(Recorded data)
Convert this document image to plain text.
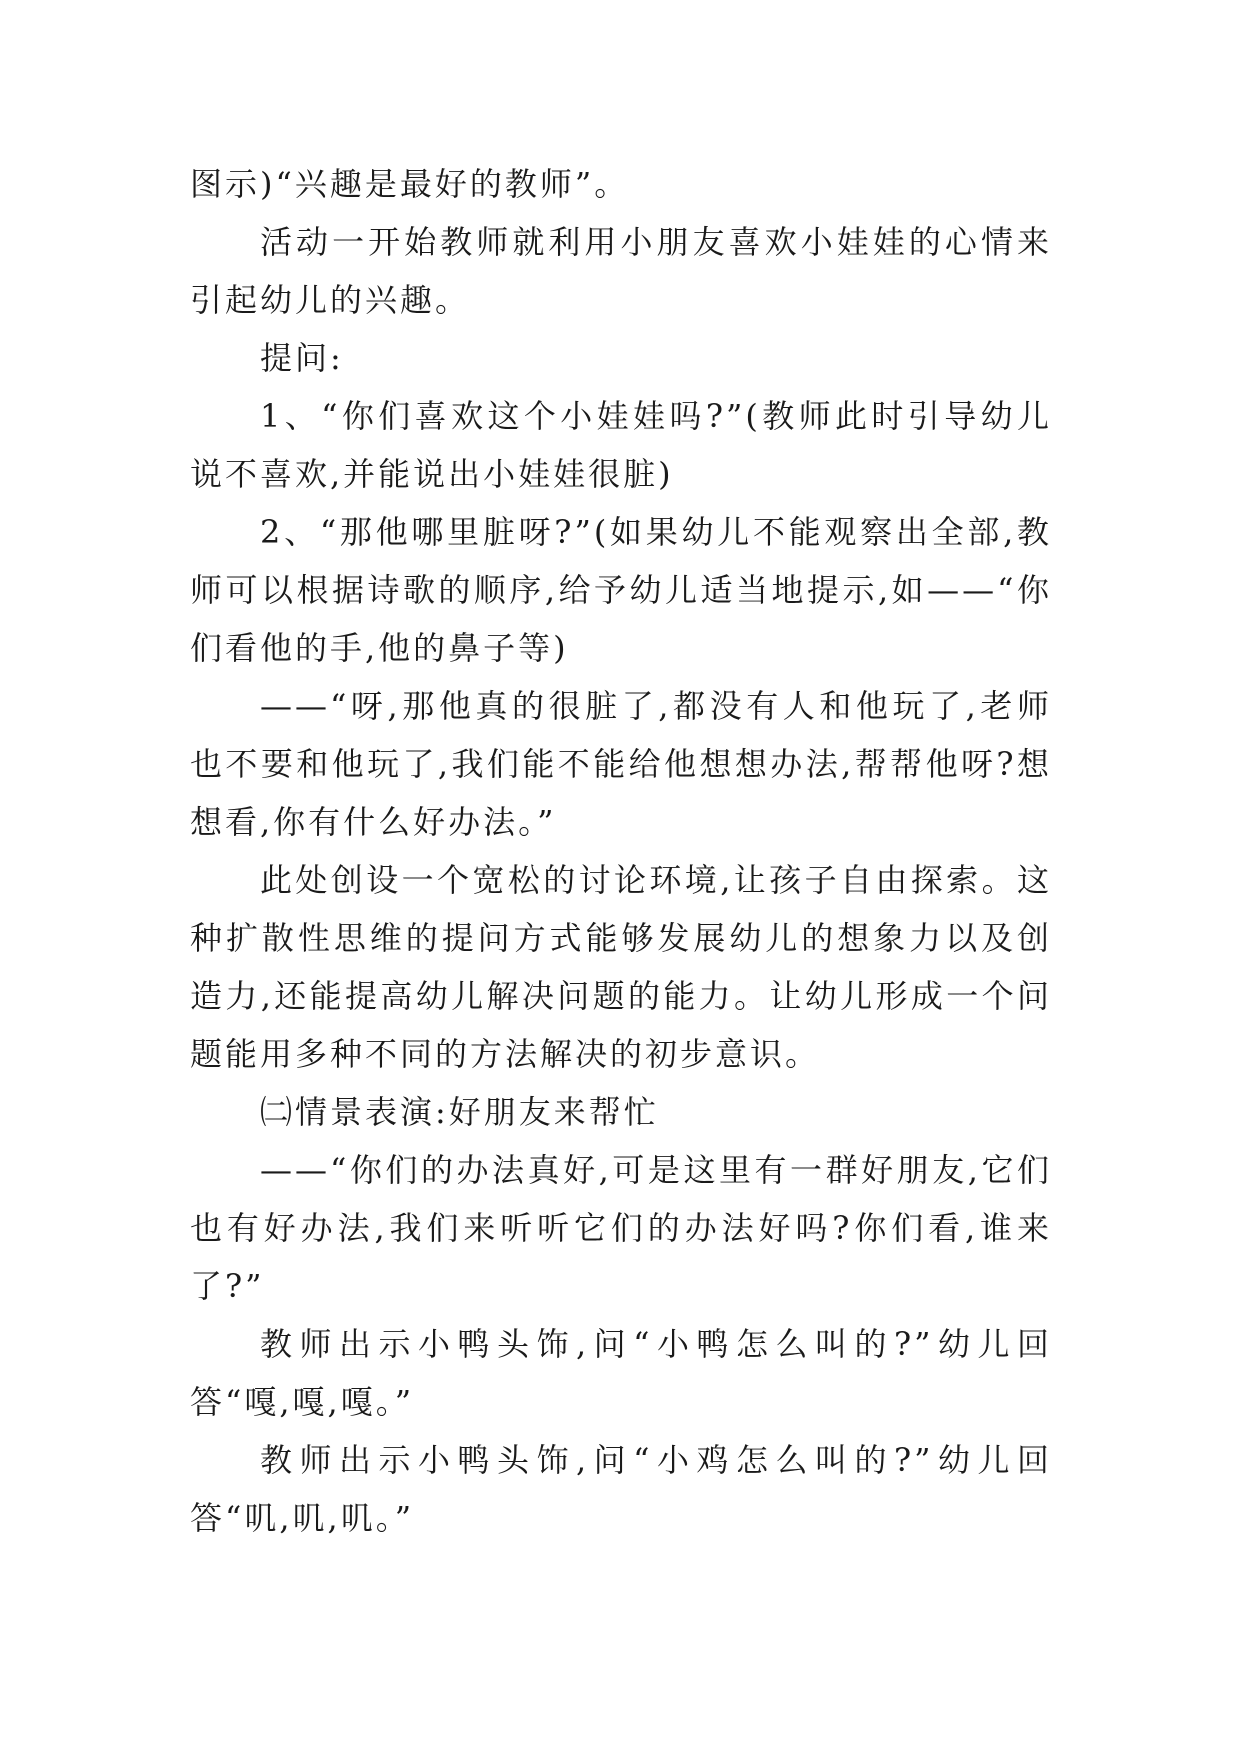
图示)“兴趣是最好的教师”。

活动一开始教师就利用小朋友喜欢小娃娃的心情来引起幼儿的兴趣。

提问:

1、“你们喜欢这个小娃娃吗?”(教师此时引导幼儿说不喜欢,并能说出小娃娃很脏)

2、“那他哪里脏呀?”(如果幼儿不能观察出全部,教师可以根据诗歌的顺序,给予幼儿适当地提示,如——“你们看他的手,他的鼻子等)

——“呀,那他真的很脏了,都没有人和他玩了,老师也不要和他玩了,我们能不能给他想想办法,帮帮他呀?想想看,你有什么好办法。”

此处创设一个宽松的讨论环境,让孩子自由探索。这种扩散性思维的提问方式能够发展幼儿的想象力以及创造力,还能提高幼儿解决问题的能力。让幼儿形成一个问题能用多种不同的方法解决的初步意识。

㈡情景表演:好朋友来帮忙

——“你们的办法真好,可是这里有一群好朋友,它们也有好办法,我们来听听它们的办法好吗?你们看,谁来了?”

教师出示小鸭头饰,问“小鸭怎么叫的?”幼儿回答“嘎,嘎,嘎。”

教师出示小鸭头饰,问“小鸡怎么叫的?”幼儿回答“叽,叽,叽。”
==
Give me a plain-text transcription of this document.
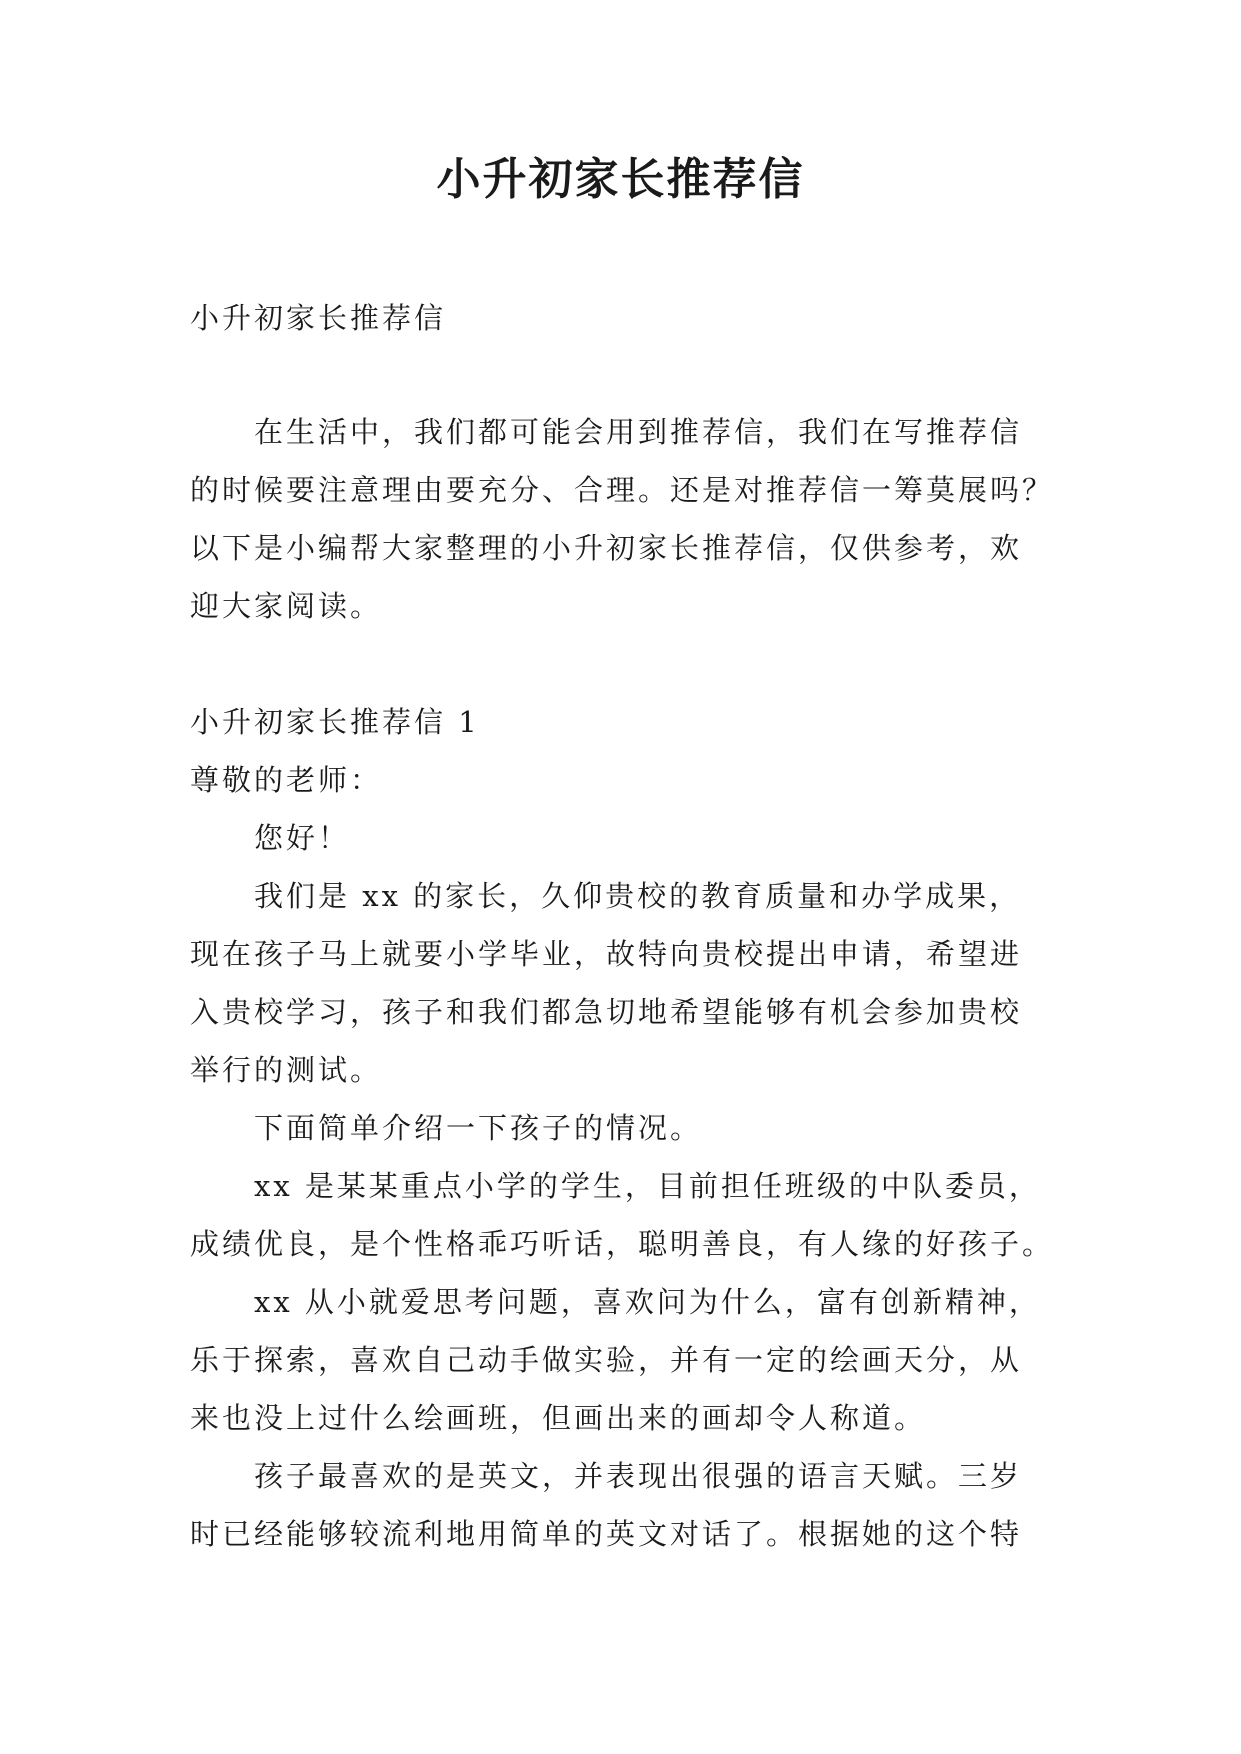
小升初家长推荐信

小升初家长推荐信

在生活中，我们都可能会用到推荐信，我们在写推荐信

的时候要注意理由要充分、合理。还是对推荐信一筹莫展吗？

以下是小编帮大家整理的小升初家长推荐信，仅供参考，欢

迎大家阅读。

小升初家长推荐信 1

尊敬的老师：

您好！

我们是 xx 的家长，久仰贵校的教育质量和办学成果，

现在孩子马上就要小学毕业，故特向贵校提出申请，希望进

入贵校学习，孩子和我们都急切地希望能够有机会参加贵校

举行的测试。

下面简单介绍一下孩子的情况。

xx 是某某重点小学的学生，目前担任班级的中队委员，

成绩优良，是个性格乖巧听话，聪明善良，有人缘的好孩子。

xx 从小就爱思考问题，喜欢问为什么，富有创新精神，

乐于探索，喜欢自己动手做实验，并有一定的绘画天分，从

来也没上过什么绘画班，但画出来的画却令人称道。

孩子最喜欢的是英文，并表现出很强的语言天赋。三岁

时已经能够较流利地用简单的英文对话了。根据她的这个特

EXERCISE DETAILS: Gather from the records above every line containing the string "教师出示小鸭头饰".

ANSWER TO THE EXERCISE:
教师出示小鸭头饰,问“小鸭怎么叫的?”幼儿回答“嘎,嘎,嘎。”
教师出示小鸭头饰,问“小鸡怎么叫的?”幼儿回答“叽,叽,叽。”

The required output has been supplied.